• **Problem statement**:
Pick out each line of the listing that contains the string "analytics" and copy those lines.

• **Data supplied**:
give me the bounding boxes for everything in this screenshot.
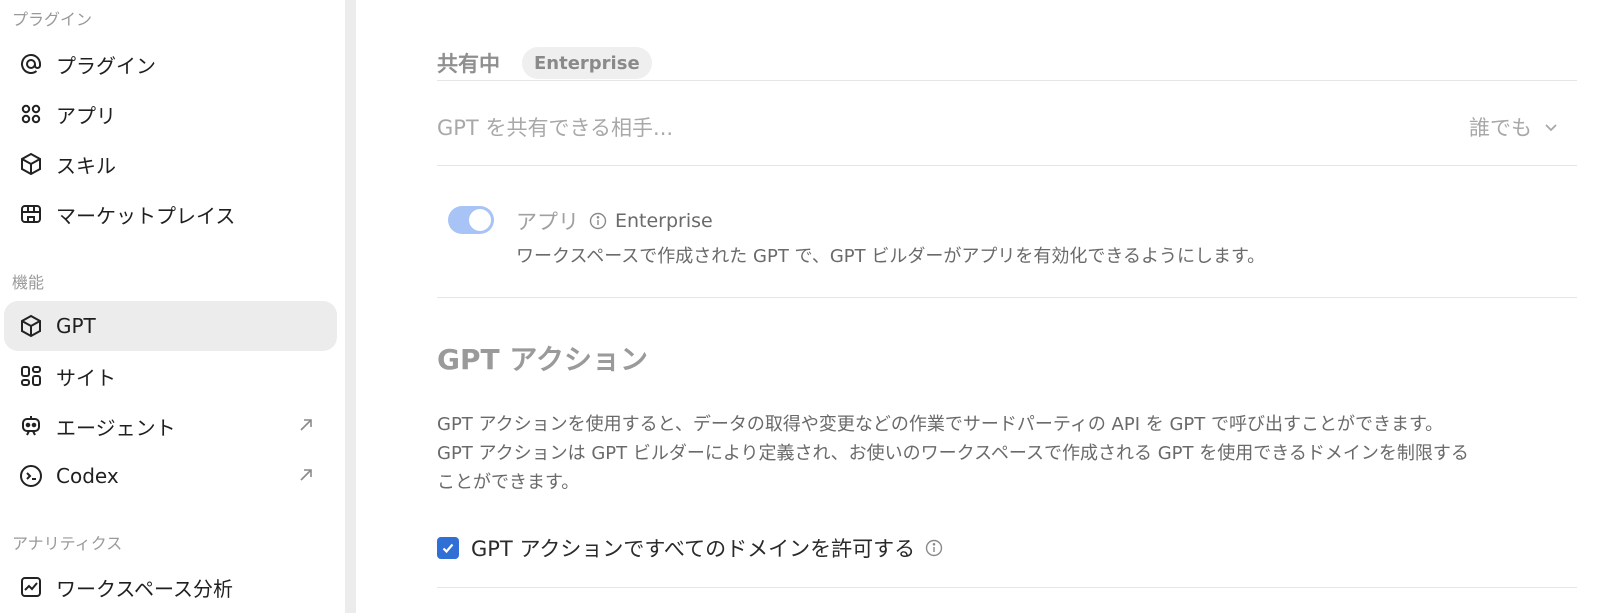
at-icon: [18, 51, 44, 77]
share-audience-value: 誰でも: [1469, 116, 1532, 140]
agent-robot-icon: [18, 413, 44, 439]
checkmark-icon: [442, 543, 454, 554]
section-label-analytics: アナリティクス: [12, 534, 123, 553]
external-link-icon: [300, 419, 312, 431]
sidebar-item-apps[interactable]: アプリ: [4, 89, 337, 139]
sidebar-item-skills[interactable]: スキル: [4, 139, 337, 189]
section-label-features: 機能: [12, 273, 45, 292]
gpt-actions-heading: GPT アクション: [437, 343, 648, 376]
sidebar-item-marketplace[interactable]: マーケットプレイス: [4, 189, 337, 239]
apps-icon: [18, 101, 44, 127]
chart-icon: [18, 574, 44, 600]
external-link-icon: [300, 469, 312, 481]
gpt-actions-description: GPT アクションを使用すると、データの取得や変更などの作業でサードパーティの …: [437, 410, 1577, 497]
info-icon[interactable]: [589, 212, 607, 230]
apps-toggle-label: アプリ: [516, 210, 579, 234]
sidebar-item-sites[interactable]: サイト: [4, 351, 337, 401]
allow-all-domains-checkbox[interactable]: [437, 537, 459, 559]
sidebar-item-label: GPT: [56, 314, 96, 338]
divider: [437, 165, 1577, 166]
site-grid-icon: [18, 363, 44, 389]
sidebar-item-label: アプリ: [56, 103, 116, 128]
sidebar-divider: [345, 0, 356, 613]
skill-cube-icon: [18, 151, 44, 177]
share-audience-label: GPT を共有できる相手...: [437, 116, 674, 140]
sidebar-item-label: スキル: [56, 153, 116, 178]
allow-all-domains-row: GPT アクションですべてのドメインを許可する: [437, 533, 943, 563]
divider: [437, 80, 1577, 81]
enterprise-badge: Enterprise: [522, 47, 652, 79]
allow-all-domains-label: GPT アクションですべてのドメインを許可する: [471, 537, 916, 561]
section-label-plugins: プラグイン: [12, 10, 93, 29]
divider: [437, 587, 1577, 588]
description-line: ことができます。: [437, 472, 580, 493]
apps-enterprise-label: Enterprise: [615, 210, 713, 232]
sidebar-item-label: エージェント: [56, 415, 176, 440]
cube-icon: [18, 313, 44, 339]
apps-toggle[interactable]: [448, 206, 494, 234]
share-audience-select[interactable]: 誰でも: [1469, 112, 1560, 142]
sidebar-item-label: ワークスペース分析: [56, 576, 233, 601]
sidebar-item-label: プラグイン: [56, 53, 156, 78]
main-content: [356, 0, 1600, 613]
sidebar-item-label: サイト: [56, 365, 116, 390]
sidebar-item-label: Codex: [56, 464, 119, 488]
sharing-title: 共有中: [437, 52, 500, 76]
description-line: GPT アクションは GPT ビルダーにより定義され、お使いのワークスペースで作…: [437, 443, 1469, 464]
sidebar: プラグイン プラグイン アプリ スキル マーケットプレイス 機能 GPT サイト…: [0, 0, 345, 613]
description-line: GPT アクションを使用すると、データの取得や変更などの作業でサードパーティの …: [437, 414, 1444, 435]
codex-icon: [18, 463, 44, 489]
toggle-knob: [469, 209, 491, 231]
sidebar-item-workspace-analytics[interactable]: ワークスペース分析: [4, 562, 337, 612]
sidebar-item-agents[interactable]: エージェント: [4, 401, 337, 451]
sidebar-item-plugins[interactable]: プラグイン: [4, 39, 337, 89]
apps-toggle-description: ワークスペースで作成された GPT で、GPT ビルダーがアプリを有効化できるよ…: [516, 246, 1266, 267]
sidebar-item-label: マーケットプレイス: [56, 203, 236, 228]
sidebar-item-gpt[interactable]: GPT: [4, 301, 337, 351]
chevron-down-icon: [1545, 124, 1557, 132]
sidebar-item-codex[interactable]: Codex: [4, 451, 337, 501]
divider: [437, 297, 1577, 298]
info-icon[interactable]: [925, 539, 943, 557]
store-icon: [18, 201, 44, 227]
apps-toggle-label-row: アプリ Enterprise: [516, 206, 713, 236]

• **Task response**:
section-label-analytics: アナリティクス: [12, 534, 123, 553]
sidebar-item-workspace-analytics[interactable]: ワークスペース分析: [4, 562, 337, 612]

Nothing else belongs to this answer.